[Exercise objective]
All lines with the word "tagline" must be pulled from the entries below.

[Provided entries]
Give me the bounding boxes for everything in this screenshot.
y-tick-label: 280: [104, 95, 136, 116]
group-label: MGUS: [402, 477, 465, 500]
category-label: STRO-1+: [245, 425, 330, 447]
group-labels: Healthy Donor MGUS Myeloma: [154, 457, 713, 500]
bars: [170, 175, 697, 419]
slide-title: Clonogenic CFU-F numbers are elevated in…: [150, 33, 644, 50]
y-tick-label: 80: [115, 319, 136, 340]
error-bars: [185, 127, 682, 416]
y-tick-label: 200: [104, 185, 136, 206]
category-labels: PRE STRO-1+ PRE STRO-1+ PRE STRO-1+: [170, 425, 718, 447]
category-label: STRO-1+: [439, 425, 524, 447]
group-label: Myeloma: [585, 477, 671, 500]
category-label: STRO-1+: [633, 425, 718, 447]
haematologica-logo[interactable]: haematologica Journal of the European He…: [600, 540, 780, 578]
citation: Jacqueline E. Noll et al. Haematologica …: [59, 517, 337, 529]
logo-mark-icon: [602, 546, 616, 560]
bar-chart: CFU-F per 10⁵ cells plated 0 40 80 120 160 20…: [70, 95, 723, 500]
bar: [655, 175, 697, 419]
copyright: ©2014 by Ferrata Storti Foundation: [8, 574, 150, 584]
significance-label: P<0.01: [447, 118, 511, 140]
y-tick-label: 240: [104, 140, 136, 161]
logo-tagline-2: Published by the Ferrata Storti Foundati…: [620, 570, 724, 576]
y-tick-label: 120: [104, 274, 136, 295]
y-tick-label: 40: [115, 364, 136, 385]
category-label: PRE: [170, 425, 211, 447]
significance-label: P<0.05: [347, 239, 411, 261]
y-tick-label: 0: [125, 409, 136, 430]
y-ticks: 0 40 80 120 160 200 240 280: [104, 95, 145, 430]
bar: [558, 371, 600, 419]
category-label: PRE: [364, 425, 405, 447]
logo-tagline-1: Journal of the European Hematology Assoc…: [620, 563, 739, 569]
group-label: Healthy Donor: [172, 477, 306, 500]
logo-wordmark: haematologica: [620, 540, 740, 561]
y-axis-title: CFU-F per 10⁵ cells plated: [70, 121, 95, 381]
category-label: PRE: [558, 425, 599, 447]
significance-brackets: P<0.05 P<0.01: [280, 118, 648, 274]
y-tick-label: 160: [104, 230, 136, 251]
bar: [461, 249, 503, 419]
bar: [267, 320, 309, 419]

[Solved exercise]
logo-tagline-2: Published by the Ferrata Storti Foundati…: [620, 570, 724, 576]
logo-tagline-1: Journal of the European Hematology Assoc…: [620, 563, 739, 569]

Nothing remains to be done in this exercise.